Return all lines in the material below that contain "Mode".
═══ DATA FOR THIS TASK ═══
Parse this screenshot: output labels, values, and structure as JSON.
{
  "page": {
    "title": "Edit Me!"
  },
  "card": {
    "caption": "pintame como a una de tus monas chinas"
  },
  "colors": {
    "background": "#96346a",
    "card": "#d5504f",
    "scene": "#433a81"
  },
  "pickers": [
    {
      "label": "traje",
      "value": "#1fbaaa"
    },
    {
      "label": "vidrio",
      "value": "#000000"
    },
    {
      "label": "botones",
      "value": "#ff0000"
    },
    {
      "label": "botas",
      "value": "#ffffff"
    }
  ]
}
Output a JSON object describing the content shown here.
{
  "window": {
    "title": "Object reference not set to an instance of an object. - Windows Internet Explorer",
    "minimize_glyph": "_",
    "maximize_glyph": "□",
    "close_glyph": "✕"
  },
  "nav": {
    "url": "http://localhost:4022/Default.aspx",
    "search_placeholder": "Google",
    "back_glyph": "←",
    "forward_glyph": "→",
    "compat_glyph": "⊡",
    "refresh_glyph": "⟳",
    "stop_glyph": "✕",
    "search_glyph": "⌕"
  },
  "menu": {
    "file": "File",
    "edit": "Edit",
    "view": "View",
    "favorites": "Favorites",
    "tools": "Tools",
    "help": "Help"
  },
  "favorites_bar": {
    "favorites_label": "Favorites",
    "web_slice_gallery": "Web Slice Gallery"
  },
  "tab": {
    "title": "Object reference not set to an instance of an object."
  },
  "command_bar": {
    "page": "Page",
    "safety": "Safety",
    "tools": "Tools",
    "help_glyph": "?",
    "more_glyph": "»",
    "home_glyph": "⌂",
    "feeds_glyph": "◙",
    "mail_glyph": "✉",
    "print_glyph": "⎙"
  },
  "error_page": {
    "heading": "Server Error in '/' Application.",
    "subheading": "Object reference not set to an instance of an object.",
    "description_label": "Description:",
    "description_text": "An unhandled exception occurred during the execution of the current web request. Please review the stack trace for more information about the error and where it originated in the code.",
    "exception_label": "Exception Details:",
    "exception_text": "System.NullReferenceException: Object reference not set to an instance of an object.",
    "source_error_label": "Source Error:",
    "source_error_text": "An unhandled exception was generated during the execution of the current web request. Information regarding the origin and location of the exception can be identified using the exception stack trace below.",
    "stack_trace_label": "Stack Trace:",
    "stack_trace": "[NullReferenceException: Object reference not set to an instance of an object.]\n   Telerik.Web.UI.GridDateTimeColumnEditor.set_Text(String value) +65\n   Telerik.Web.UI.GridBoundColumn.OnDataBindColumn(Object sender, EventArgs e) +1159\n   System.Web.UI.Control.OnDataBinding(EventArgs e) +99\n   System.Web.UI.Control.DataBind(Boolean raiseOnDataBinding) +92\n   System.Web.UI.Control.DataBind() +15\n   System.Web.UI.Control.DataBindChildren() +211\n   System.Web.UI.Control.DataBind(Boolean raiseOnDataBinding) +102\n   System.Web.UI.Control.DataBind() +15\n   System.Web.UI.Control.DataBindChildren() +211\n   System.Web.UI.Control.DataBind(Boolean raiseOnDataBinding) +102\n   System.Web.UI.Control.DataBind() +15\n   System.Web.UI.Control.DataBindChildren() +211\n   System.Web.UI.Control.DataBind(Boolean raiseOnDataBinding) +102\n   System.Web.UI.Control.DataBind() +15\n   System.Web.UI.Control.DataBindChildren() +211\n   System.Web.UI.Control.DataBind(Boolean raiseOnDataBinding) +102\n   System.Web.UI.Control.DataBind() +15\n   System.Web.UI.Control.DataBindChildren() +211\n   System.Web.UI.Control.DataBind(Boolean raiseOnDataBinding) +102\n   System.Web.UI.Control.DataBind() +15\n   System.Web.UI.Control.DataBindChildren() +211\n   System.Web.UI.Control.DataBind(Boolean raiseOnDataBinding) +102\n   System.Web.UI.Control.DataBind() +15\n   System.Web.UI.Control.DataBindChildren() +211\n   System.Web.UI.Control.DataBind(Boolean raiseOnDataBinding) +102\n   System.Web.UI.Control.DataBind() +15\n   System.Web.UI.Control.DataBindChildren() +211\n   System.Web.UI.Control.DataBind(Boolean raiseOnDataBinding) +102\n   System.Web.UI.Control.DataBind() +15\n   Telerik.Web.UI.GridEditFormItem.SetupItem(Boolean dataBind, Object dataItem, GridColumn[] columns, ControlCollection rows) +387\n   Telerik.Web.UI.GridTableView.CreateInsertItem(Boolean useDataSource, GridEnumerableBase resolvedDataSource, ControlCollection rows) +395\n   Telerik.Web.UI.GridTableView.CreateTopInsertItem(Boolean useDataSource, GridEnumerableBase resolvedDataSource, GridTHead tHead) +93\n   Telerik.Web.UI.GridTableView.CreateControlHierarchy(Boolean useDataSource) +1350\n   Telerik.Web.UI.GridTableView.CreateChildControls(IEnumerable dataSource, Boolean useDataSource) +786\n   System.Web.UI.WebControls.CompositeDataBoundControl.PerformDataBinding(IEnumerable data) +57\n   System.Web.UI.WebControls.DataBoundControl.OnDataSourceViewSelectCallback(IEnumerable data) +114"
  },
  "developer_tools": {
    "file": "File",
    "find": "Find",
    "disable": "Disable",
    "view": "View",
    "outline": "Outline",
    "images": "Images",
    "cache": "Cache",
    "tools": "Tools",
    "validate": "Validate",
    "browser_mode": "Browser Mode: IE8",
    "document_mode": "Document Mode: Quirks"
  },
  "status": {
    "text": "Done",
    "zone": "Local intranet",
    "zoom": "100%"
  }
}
═══
- EXPECTED OUTPUT -
    "browser_mode": "Browser Mode: IE8",
    "document_mode": "Document Mode: Quirks"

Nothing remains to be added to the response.